Brief 1:
In the planar pose estimation text, how would the passage from "The pipeline estimates" up to and including "(or load RGB)" read with "camera backprojection" replaced by "camera reprojection"? Write it out with that change.

>> begin Excerpt to read

Planar Pose Estimation from RGB Images

SUMMARY

Estimate planar 6-DOF object poses from a single RGB image. The pipeline segments foreground objects, detects contours, computes centroid and in-plane orientation using PCA, and backprojects the result to the robot base frame using camera calibration.

Overview

This example demonstrates how to estimate planar 6-DOF object poses in the robot base frame from a single RGB image when parts lie on a planar surface.

The pipeline segments the foreground, detects individual objects within the mask, and computes each object's centroid and in-plane orientation using PCA. The resulting pixel coordinates and orientation are then backprojected using camera intrinsics and the tool–camera transform to obtain a pose in the robot base frame.

This approach provides a lightweight vision pipeline for applications such as bin picking, part placement, and robotic manipulation, where objects lie on a known plane.

Inputs

RGB image (e.g. from a camera above the bin or part)
Camera intrinsics, distortion, and tool–camera transform; capture height (depth) for backprojection
Reference axis for in-plane angle (e.g. ZERO_DEGREE_AXIS in config)
Optional: base–tool0 transform (e.g. from robot) for poses in robot base frame

Required Telekinesis Skills / Packages

Cornea — Segment Image Using Foreground BiRefNet for foreground segmentation
Retina — Detect Contours for object instances in the mask
Pupil — PCA (e.g. morphology.PCAComputer) for centroid and principal axis
Medulla — pixel-to-camera projection (e.g. PixelToCameraPointProjector)

Optional: Rerun for visualization (segmentation, bboxes, PCA).

Use Cases

Planar pose estimation from a single camera
Segment foreground objects, compute centroid and orientation with PCA, and backproject to obtain a 6-DOF pose.
Single-object pose estimation
One part in view → segmentation + PCA + backprojection → single 6-DOF pose.
Multi-object pose estimation
Multiple parts → contour detection + PCA per object → list of 6-DOF poses.

Input-Output

Input

RGB image; camera intrinsics, distortion, tool–camera transform; capture height (depth); reference axis for angle; optional base–tool0 transform.

Output

Single 6-DOF pose [x, y, z, rx, ry, rz] in robot base frame, or a list of poses (one per detected object). Optional Rerun logs.

The Pipeline

The pipeline estimates planar object poses by combining foreground segmentation, contour-based object detection, PCA-based orientation estimation, and camera backprojection.

text

Capture Image (or load RGB)
        ↓
Segment Image Using Foreground BiRefNet
        ↓
Detect Contours (objects in mask)
        ↓
Optional: Multi-Object Selection (e.g. closest to center)
        ↓
PCA (centroid, principal axis, in-plane angle vs reference axis)
        ↓
Pixel → Camera projection
        ↓
6-DOF pose in camera frame

Segment Image Using Foreground BiRefNet — Foreground segmentation to obtain a binary mask of the part(s).
Detect Contours — Detect individual object regions in the segmentation mask. (bbox + isolated mask per instance).

>> end Excerpt to read
>> begin Supplied records

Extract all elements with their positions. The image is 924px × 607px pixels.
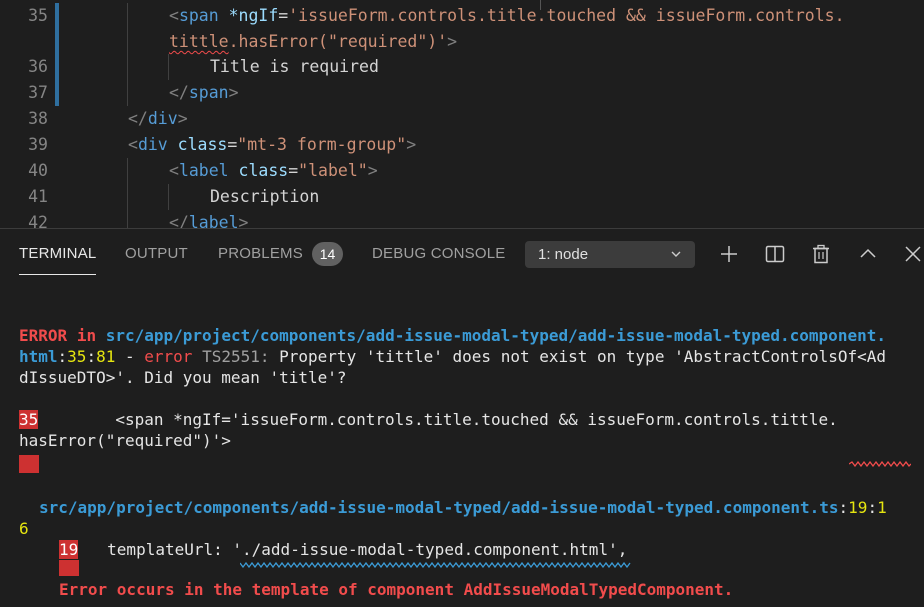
indent-guide	[127, 54, 128, 80]
ref-line-2: 6	[19, 518, 29, 539]
error-type-label: error	[144, 347, 193, 366]
line-number: 36	[28, 57, 48, 76]
ref-code: templateUrl: './add-issue-modal-typed.co…	[78, 540, 628, 559]
in-word: in	[76, 326, 97, 345]
error-message-part-2: dIssueDTO>'. Did you mean 'title'?	[19, 368, 347, 387]
code-text: <label class="label">	[169, 161, 378, 180]
code-text: <span *ngIf='issueForm.controls.title.to…	[169, 6, 845, 25]
code-text: </span>	[169, 83, 239, 102]
ref-error-text: Error occurs in the template of componen…	[59, 580, 734, 599]
indent-guide	[168, 184, 169, 210]
error-message-part-1: Property 'tittle' does not exist on type…	[269, 347, 886, 366]
line-number: 42	[28, 213, 48, 228]
indent-guide	[127, 3, 128, 29]
code-text: Description	[210, 187, 320, 206]
editor-line: 39 <div class="mt-3 form-group">	[0, 132, 924, 158]
editor-line: 36 Title is required	[0, 54, 924, 80]
editor-line: 35 <span *ngIf='issueForm.controls.title.…	[0, 3, 924, 29]
modified-line-gutter-marker	[55, 80, 59, 106]
error-code: TS2551:	[202, 347, 270, 366]
ref-line-number: 19	[848, 498, 868, 517]
code-text: <div class="mt-3 form-group">	[128, 135, 417, 154]
line-number: 39	[28, 135, 48, 154]
bottom-panel: TERMINAL OUTPUT PROBLEMS 14 DEBUG CONSOL…	[0, 228, 924, 607]
dash: -	[115, 347, 145, 366]
error-label: ERROR	[19, 326, 68, 345]
error-line-2: html:35:81 - error TS2551: Property 'tit…	[19, 347, 886, 366]
indent-guide	[127, 80, 128, 106]
error-col-number: 81	[96, 347, 116, 366]
editor-line: 38 </div>	[0, 106, 924, 132]
ref-col-number-part-1: 1	[877, 498, 887, 517]
ref-code-line-number: 19	[59, 540, 79, 559]
error-line-3: dIssueDTO>'. Did you mean 'title'?	[19, 367, 347, 388]
snippet-line-2: hasError("required")'>	[19, 430, 231, 451]
editor-line: tittle.hasError("required")'>	[0, 29, 924, 55]
editor-line: 37 </span>	[0, 80, 924, 106]
snippet-marker-block	[19, 455, 39, 473]
indent-guide	[127, 158, 128, 184]
ref-col-number-part-2: 6	[19, 519, 29, 538]
ref-file-path[interactable]: src/app/project/components/add-issue-mod…	[39, 498, 839, 517]
editor-line: 42 </label>	[0, 210, 924, 228]
line-number: 35	[28, 6, 48, 25]
indent-guide	[127, 184, 128, 210]
indent-guide	[127, 210, 128, 228]
error-file-path: src/app/project/components/add-issue-mod…	[105, 326, 886, 345]
indent-guide	[168, 54, 169, 80]
snippet-line-number: 35	[19, 410, 39, 429]
editor-line: 40 <label class="label">	[0, 158, 924, 184]
code-editor[interactable]: 35 <span *ngIf='issueForm.controls.title.…	[0, 0, 924, 228]
code-text: tittle.hasError("required")'>	[169, 32, 458, 51]
ref-squiggle	[240, 562, 631, 568]
editor-line: 41 Description	[0, 184, 924, 210]
snippet-code-2: hasError("required")'>	[19, 431, 231, 450]
snippet-line-1: 35 <span *ngIf='issueForm.controls.title…	[19, 409, 838, 430]
line-number: 40	[28, 161, 48, 180]
line-number: 38	[28, 109, 48, 128]
error-file-ext: html	[19, 347, 58, 366]
error-line-1: ERROR in src/app/project/components/add-…	[19, 325, 886, 346]
snippet-code-1: <span *ngIf='issueForm.controls.title.to…	[38, 410, 838, 429]
ref-marker-block	[59, 560, 79, 576]
error-line-number: 35	[67, 347, 87, 366]
snippet-squiggle	[849, 461, 911, 467]
code-text: </div>	[128, 109, 188, 128]
indent-guide	[127, 29, 128, 55]
modified-line-gutter-marker	[55, 54, 59, 80]
terminal-output[interactable]: ERROR in src/app/project/components/add-…	[0, 229, 924, 607]
code-text: Title is required	[210, 57, 379, 76]
line-number: 37	[28, 83, 48, 102]
modified-line-gutter-marker	[55, 3, 59, 29]
ref-error-message: Error occurs in the template of componen…	[59, 579, 733, 600]
code-text: </label>	[169, 213, 249, 228]
modified-line-gutter-marker	[55, 29, 59, 55]
ref-line-1: src/app/project/components/add-issue-mod…	[39, 498, 887, 517]
ref-code-line: 19 templateUrl: './add-issue-modal-typed…	[59, 539, 627, 560]
line-number: 41	[28, 187, 48, 206]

>> end Supplied records

Brief 2:
Repeat the lines of the records from the line with "54, 128, 80]" up to and including the line with "bottom-panel: TERMINAL OUTPUT".

Exercise solution 1:
The pipeline estimates planar object poses by combining foreground segmentation, contour-based object detection, PCA-based orientation estimation, and camera reprojection.

text

Capture Image (or load RGB)

Exercise solution 2:
indent-guide	[127, 54, 128, 80]
ref-line-2: 6	[19, 518, 29, 539]
error-type-label: error	[144, 347, 193, 366]
line-number: 36	[28, 57, 48, 76]
ref-code: templateUrl: './add-issue-modal-typed.co…	[78, 540, 628, 559]
in-word: in	[76, 326, 97, 345]
error-message-part-2: dIssueDTO>'. Did you mean 'title'?	[19, 368, 347, 387]
code-text: <label class="label">	[169, 161, 378, 180]
code-text: <span *ngIf='issueForm.controls.title.to…	[169, 6, 845, 25]
code-text: </span>	[169, 83, 239, 102]
ref-error-text: Error occurs in the template of componen…	[59, 580, 734, 599]
indent-guide	[168, 184, 169, 210]
error-message-part-1: Property 'tittle' does not exist on type…	[269, 347, 886, 366]
line-number: 42	[28, 213, 48, 228]
indent-guide	[127, 3, 128, 29]
code-text: Description	[210, 187, 320, 206]
editor-line: 39 <div class="mt-3 form-group">	[0, 132, 924, 158]
editor-line: 36 Title is required	[0, 54, 924, 80]
editor-line: 35 <span *ngIf='issueForm.controls.title.…	[0, 3, 924, 29]
modified-line-gutter-marker	[55, 80, 59, 106]
error-code: TS2551:	[202, 347, 270, 366]
ref-line-number: 19	[848, 498, 868, 517]
code-text: <div class="mt-3 form-group">	[128, 135, 417, 154]
line-number: 39	[28, 135, 48, 154]
bottom-panel: TERMINAL OUTPUT PROBLEMS 14 DEBUG CONSOL…	[0, 228, 924, 607]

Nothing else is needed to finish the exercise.